Omit the pictures and output every entry below exactly as written.

- _Available records_
━━━━━━

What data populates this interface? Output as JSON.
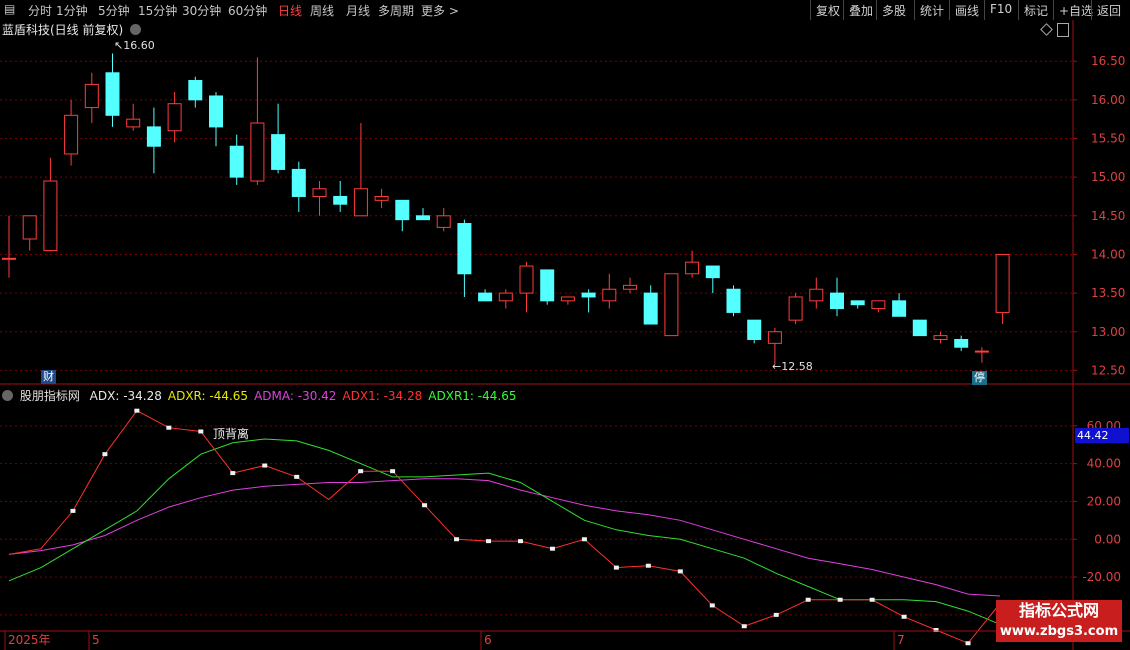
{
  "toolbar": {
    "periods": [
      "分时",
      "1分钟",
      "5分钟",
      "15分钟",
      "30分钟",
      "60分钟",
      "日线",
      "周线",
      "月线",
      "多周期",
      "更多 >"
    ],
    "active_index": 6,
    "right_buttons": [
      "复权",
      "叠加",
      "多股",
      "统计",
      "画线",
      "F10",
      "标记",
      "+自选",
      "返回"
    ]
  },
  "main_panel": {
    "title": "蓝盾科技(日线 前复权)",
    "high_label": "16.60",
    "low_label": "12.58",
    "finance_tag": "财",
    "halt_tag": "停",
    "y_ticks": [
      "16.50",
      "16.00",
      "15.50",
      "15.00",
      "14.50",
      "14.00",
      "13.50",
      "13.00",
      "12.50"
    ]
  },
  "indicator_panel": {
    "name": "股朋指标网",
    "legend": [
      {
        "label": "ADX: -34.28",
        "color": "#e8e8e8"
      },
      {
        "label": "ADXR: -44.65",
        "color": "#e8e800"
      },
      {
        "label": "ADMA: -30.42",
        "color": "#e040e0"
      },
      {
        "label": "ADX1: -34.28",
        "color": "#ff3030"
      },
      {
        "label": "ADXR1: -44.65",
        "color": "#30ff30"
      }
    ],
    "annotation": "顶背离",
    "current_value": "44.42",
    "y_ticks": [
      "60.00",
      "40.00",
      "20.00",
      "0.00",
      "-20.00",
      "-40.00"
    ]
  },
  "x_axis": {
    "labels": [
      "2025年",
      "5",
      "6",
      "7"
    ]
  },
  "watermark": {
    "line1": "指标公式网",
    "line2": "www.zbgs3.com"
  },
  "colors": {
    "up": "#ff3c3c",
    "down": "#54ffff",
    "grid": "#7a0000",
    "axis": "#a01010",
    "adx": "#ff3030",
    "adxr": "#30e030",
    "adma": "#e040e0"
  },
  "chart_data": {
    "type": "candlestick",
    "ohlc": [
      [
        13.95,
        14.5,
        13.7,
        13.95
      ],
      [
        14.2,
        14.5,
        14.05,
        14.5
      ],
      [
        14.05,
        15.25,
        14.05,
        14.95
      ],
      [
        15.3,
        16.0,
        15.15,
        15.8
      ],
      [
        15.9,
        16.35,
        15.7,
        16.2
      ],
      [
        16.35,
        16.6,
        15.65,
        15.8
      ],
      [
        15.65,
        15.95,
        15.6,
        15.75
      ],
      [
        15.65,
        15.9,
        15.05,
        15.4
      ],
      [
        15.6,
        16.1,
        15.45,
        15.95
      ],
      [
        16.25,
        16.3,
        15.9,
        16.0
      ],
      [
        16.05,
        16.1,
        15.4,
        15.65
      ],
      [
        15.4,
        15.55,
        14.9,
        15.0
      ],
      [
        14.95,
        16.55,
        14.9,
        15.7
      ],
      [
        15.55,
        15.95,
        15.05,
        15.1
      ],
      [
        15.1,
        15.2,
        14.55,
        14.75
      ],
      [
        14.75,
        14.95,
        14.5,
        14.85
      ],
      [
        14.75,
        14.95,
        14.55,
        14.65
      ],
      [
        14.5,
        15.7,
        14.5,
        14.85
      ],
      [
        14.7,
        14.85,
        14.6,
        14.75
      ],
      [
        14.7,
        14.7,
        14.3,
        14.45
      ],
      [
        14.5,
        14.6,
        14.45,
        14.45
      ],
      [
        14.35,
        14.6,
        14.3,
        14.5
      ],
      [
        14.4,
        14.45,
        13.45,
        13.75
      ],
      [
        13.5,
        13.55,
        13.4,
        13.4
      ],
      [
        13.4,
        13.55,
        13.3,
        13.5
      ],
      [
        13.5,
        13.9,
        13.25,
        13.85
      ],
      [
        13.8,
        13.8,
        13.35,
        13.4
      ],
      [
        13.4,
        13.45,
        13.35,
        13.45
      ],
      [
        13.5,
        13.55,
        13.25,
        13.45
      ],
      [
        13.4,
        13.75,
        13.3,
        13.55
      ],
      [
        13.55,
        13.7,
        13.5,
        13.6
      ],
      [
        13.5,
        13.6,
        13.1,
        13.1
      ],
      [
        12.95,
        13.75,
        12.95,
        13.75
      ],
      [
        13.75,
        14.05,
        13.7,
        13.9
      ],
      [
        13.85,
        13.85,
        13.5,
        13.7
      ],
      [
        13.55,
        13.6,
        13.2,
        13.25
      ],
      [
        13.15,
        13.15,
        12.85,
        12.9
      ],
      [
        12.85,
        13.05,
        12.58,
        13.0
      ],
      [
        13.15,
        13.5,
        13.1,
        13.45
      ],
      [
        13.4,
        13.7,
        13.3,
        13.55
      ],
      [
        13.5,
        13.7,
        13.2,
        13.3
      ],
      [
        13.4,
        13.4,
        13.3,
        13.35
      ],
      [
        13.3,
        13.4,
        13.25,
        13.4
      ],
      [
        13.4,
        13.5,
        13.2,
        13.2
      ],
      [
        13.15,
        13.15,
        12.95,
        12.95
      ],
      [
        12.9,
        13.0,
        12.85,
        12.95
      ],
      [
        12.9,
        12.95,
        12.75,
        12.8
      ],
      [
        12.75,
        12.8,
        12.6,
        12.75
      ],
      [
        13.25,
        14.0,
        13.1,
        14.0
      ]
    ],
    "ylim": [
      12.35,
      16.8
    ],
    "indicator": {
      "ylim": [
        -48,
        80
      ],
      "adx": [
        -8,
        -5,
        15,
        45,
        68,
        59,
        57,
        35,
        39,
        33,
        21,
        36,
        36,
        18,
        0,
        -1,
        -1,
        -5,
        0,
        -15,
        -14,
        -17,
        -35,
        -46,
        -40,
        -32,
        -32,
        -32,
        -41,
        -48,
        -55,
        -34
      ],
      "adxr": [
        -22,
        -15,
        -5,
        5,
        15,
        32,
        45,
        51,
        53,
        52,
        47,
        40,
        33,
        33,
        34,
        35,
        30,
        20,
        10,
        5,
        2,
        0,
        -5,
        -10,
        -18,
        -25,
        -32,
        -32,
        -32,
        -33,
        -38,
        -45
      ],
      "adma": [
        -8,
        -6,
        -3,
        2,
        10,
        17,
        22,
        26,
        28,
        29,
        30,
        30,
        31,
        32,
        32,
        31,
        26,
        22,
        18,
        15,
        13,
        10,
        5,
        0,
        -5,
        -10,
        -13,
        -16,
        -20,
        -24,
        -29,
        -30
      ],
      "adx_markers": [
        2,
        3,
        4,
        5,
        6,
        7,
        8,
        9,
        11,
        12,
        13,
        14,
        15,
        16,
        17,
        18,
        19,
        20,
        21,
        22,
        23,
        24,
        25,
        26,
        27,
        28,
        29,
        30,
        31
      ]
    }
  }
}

━━━━━━

- _The completed task_
What data populates this interface? Output as JSON.
{
  "toolbar": {
    "periods": [
      "分时",
      "1分钟",
      "5分钟",
      "15分钟",
      "30分钟",
      "60分钟",
      "日线",
      "周线",
      "月线",
      "多周期",
      "更多 >"
    ],
    "active_index": 6,
    "right_buttons": [
      "复权",
      "叠加",
      "多股",
      "统计",
      "画线",
      "F10",
      "标记",
      "+自选",
      "返回"
    ]
  },
  "main_panel": {
    "title": "蓝盾科技(日线 前复权)",
    "high_label": "16.60",
    "low_label": "12.58",
    "finance_tag": "财",
    "halt_tag": "停",
    "y_ticks": [
      "16.50",
      "16.00",
      "15.50",
      "15.00",
      "14.50",
      "14.00",
      "13.50",
      "13.00",
      "12.50"
    ]
  },
  "indicator_panel": {
    "name": "股朋指标网",
    "legend": [
      {
        "label": "ADX: -34.28",
        "color": "#e8e8e8"
      },
      {
        "label": "ADXR: -44.65",
        "color": "#e8e800"
      },
      {
        "label": "ADMA: -30.42",
        "color": "#e040e0"
      },
      {
        "label": "ADX1: -34.28",
        "color": "#ff3030"
      },
      {
        "label": "ADXR1: -44.65",
        "color": "#30ff30"
      }
    ],
    "annotation": "顶背离",
    "current_value": "44.42",
    "y_ticks": [
      "60.00",
      "40.00",
      "20.00",
      "0.00",
      "-20.00",
      "-40.00"
    ]
  },
  "x_axis": {
    "labels": [
      "2025年",
      "5",
      "6",
      "7"
    ]
  },
  "watermark": {
    "line1": "指标公式网",
    "line2": "www.zbgs3.com"
  },
  "colors": {
    "up": "#ff3c3c",
    "down": "#54ffff",
    "grid": "#7a0000",
    "axis": "#a01010",
    "adx": "#ff3030",
    "adxr": "#30e030",
    "adma": "#e040e0"
  },
  "chart_data": {
    "type": "candlestick",
    "ohlc": [
      [
        13.95,
        14.5,
        13.7,
        13.95
      ],
      [
        14.2,
        14.5,
        14.05,
        14.5
      ],
      [
        14.05,
        15.25,
        14.05,
        14.95
      ],
      [
        15.3,
        16.0,
        15.15,
        15.8
      ],
      [
        15.9,
        16.35,
        15.7,
        16.2
      ],
      [
        16.35,
        16.6,
        15.65,
        15.8
      ],
      [
        15.65,
        15.95,
        15.6,
        15.75
      ],
      [
        15.65,
        15.9,
        15.05,
        15.4
      ],
      [
        15.6,
        16.1,
        15.45,
        15.95
      ],
      [
        16.25,
        16.3,
        15.9,
        16.0
      ],
      [
        16.05,
        16.1,
        15.4,
        15.65
      ],
      [
        15.4,
        15.55,
        14.9,
        15.0
      ],
      [
        14.95,
        16.55,
        14.9,
        15.7
      ],
      [
        15.55,
        15.95,
        15.05,
        15.1
      ],
      [
        15.1,
        15.2,
        14.55,
        14.75
      ],
      [
        14.75,
        14.95,
        14.5,
        14.85
      ],
      [
        14.75,
        14.95,
        14.55,
        14.65
      ],
      [
        14.5,
        15.7,
        14.5,
        14.85
      ],
      [
        14.7,
        14.85,
        14.6,
        14.75
      ],
      [
        14.7,
        14.7,
        14.3,
        14.45
      ],
      [
        14.5,
        14.6,
        14.45,
        14.45
      ],
      [
        14.35,
        14.6,
        14.3,
        14.5
      ],
      [
        14.4,
        14.45,
        13.45,
        13.75
      ],
      [
        13.5,
        13.55,
        13.4,
        13.4
      ],
      [
        13.4,
        13.55,
        13.3,
        13.5
      ],
      [
        13.5,
        13.9,
        13.25,
        13.85
      ],
      [
        13.8,
        13.8,
        13.35,
        13.4
      ],
      [
        13.4,
        13.45,
        13.35,
        13.45
      ],
      [
        13.5,
        13.55,
        13.25,
        13.45
      ],
      [
        13.4,
        13.75,
        13.3,
        13.55
      ],
      [
        13.55,
        13.7,
        13.5,
        13.6
      ],
      [
        13.5,
        13.6,
        13.1,
        13.1
      ],
      [
        12.95,
        13.75,
        12.95,
        13.75
      ],
      [
        13.75,
        14.05,
        13.7,
        13.9
      ],
      [
        13.85,
        13.85,
        13.5,
        13.7
      ],
      [
        13.55,
        13.6,
        13.2,
        13.25
      ],
      [
        13.15,
        13.15,
        12.85,
        12.9
      ],
      [
        12.85,
        13.05,
        12.58,
        13.0
      ],
      [
        13.15,
        13.5,
        13.1,
        13.45
      ],
      [
        13.4,
        13.7,
        13.3,
        13.55
      ],
      [
        13.5,
        13.7,
        13.2,
        13.3
      ],
      [
        13.4,
        13.4,
        13.3,
        13.35
      ],
      [
        13.3,
        13.4,
        13.25,
        13.4
      ],
      [
        13.4,
        13.5,
        13.2,
        13.2
      ],
      [
        13.15,
        13.15,
        12.95,
        12.95
      ],
      [
        12.9,
        13.0,
        12.85,
        12.95
      ],
      [
        12.9,
        12.95,
        12.75,
        12.8
      ],
      [
        12.75,
        12.8,
        12.6,
        12.75
      ],
      [
        13.25,
        14.0,
        13.1,
        14.0
      ]
    ],
    "ylim": [
      12.35,
      16.8
    ],
    "indicator": {
      "ylim": [
        -48,
        80
      ],
      "adx": [
        -8,
        -5,
        15,
        45,
        68,
        59,
        57,
        35,
        39,
        33,
        21,
        36,
        36,
        18,
        0,
        -1,
        -1,
        -5,
        0,
        -15,
        -14,
        -17,
        -35,
        -46,
        -40,
        -32,
        -32,
        -32,
        -41,
        -48,
        -55,
        -34
      ],
      "adxr": [
        -22,
        -15,
        -5,
        5,
        15,
        32,
        45,
        51,
        53,
        52,
        47,
        40,
        33,
        33,
        34,
        35,
        30,
        20,
        10,
        5,
        2,
        0,
        -5,
        -10,
        -18,
        -25,
        -32,
        -32,
        -32,
        -33,
        -38,
        -45
      ],
      "adma": [
        -8,
        -6,
        -3,
        2,
        10,
        17,
        22,
        26,
        28,
        29,
        30,
        30,
        31,
        32,
        32,
        31,
        26,
        22,
        18,
        15,
        13,
        10,
        5,
        0,
        -5,
        -10,
        -13,
        -16,
        -20,
        -24,
        -29,
        -30
      ],
      "adx_markers": [
        2,
        3,
        4,
        5,
        6,
        7,
        8,
        9,
        11,
        12,
        13,
        14,
        15,
        16,
        17,
        18,
        19,
        20,
        21,
        22,
        23,
        24,
        25,
        26,
        27,
        28,
        29,
        30,
        31
      ]
    }
  }
}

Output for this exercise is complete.